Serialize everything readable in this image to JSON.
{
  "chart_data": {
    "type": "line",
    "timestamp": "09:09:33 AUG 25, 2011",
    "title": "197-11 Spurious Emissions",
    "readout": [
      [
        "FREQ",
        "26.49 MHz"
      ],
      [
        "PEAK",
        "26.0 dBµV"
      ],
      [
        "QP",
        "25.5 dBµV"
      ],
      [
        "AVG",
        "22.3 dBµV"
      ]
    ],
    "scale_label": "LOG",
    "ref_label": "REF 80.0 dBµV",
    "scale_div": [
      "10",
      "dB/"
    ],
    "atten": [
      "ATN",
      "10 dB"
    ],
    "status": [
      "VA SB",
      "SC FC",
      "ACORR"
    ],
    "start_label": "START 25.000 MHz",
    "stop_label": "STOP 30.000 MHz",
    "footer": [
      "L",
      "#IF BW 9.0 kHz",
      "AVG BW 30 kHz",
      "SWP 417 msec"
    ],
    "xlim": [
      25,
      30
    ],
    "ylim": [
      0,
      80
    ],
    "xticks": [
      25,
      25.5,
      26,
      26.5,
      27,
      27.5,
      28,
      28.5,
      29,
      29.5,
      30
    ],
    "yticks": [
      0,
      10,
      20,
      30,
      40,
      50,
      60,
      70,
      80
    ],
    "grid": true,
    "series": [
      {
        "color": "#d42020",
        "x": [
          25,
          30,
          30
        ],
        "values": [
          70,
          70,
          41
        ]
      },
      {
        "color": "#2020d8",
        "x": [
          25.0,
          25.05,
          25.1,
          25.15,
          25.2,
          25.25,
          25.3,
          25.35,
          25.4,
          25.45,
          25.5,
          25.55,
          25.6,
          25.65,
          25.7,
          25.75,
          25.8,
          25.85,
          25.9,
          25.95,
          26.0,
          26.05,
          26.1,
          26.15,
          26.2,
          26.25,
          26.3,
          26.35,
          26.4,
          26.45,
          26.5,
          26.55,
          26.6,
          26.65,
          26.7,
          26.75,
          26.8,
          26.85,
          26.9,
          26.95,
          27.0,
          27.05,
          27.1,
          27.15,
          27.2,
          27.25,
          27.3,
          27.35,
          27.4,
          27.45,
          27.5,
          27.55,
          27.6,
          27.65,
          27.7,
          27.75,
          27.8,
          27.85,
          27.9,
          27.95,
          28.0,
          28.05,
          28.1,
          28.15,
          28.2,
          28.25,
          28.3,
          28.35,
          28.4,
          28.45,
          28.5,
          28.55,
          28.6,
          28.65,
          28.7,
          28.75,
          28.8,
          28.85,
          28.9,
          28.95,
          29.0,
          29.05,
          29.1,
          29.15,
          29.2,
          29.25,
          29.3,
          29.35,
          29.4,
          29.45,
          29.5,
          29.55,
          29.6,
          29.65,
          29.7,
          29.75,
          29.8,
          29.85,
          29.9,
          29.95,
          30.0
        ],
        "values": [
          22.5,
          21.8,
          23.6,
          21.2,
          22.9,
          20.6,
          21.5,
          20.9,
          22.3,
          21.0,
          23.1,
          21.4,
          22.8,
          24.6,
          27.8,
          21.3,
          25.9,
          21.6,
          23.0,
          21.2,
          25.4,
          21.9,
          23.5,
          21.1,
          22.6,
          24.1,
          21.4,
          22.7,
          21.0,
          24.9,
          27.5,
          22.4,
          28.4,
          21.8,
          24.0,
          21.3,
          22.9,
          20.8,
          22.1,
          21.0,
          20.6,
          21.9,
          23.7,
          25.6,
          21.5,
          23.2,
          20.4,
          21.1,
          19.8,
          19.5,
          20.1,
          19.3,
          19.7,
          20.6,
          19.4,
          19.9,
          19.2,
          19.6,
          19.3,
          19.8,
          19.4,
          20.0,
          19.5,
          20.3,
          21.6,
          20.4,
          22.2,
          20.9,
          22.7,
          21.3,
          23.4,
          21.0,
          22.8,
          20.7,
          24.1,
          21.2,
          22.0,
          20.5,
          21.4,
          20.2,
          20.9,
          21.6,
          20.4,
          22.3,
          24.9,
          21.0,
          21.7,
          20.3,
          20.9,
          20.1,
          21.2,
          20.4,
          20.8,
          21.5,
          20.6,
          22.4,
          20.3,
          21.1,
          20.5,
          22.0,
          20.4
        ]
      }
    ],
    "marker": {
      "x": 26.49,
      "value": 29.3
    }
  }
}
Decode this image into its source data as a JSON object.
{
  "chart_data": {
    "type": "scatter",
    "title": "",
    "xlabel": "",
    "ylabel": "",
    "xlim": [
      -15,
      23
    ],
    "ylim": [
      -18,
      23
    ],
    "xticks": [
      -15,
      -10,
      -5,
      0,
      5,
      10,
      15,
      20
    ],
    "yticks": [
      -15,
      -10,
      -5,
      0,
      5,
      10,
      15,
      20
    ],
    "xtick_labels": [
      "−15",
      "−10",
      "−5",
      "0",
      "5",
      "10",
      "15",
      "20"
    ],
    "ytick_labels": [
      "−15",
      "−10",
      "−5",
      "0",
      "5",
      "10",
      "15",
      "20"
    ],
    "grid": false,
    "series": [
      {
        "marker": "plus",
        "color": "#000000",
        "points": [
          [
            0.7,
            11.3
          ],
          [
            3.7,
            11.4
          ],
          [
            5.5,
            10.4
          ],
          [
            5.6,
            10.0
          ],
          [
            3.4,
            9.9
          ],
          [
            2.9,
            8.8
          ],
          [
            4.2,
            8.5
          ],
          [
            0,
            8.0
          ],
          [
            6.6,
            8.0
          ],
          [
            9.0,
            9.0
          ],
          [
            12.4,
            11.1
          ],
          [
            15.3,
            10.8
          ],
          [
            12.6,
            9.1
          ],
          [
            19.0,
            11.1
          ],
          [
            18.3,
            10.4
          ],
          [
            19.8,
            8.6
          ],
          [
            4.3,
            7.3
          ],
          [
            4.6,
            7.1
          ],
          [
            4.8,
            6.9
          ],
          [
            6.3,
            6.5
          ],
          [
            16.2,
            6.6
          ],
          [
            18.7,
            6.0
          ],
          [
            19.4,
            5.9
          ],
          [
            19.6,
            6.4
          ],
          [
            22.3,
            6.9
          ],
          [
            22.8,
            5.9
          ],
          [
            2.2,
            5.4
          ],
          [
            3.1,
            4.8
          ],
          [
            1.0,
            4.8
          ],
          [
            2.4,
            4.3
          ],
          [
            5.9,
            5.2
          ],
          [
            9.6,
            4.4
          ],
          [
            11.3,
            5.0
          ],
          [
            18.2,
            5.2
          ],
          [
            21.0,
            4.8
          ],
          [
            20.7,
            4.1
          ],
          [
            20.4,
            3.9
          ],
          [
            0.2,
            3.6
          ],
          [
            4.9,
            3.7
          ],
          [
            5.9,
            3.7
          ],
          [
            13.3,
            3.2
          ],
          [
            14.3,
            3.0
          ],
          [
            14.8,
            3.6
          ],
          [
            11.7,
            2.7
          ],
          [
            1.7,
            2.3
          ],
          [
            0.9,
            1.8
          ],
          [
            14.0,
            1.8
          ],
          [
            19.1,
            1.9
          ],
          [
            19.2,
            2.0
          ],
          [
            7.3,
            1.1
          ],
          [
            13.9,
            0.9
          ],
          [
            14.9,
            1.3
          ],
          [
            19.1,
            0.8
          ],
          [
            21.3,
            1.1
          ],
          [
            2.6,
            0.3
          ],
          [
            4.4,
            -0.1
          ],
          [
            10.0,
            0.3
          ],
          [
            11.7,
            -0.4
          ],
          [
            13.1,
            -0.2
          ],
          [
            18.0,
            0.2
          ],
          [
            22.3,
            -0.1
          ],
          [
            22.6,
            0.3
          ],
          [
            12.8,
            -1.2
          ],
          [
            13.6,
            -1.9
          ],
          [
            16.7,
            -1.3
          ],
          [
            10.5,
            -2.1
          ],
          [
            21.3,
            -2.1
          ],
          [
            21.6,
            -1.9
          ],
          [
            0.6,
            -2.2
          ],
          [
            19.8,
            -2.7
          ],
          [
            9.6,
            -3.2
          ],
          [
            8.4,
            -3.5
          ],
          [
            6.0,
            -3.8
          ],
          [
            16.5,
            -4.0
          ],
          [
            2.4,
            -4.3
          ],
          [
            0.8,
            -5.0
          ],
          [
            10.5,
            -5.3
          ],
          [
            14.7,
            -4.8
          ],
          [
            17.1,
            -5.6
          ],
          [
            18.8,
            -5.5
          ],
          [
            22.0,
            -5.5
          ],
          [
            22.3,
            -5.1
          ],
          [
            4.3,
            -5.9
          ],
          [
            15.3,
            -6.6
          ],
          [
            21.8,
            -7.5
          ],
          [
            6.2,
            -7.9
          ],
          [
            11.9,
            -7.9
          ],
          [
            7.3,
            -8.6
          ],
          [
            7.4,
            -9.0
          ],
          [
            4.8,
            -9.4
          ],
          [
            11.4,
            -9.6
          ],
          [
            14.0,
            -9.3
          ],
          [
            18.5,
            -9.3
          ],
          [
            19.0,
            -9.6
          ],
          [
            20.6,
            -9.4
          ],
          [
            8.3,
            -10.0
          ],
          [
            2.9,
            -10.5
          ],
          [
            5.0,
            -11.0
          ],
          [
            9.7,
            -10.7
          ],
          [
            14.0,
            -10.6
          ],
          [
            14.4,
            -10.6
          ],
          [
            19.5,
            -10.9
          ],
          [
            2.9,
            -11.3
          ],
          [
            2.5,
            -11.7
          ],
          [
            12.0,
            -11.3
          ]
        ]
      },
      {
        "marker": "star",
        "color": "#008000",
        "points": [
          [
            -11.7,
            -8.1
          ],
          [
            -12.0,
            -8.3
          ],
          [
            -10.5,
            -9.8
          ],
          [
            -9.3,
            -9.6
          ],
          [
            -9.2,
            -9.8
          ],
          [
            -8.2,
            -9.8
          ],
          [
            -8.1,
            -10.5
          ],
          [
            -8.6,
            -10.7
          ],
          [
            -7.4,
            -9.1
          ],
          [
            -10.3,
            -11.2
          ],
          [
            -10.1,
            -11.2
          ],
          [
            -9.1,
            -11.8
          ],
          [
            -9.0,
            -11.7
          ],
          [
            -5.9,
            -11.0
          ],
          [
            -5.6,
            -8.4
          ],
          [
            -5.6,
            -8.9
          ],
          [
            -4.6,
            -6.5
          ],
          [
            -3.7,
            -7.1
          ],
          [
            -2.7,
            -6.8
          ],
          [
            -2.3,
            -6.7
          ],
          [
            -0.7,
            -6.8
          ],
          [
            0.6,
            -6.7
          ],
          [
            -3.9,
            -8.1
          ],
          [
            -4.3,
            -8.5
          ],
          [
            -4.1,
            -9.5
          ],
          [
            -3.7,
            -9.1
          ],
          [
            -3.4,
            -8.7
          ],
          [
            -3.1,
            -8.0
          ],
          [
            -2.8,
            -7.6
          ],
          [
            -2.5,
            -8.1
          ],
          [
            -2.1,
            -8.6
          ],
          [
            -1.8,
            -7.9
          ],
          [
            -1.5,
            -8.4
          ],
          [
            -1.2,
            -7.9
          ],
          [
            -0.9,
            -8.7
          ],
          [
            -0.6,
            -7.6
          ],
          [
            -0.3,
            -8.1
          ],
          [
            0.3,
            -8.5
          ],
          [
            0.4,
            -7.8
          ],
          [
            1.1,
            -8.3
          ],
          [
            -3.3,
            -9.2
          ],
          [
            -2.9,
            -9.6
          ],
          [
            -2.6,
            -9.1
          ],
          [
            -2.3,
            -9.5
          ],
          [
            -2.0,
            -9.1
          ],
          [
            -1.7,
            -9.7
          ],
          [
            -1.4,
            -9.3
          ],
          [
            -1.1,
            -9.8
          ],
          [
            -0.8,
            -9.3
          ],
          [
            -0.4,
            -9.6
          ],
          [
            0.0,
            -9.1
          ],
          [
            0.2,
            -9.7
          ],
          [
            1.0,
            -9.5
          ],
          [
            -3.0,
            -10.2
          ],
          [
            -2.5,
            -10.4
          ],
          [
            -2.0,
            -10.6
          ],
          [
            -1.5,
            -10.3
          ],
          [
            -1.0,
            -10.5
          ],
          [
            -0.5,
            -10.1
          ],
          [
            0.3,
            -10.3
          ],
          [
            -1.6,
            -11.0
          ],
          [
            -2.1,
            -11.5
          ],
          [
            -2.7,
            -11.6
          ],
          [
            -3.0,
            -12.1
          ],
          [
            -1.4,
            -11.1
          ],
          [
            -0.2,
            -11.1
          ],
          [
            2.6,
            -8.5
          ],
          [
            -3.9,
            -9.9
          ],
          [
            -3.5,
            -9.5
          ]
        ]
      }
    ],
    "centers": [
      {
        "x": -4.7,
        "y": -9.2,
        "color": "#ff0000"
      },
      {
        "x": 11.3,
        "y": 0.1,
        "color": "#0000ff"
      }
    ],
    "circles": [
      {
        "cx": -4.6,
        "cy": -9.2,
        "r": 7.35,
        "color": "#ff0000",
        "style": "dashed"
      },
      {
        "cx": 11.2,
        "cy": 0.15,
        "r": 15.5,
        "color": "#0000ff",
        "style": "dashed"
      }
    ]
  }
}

........

*EXERCISE INSTRUCTIONS*:
Pick out the lines that include the word "dBµV" and write them out.

*SOLUTION TO THIS EXERCISE*:
        "26.0 dBµV"
        "25.5 dBµV"
        "22.3 dBµV"
    "ref_label": "REF 80.0 dBµV",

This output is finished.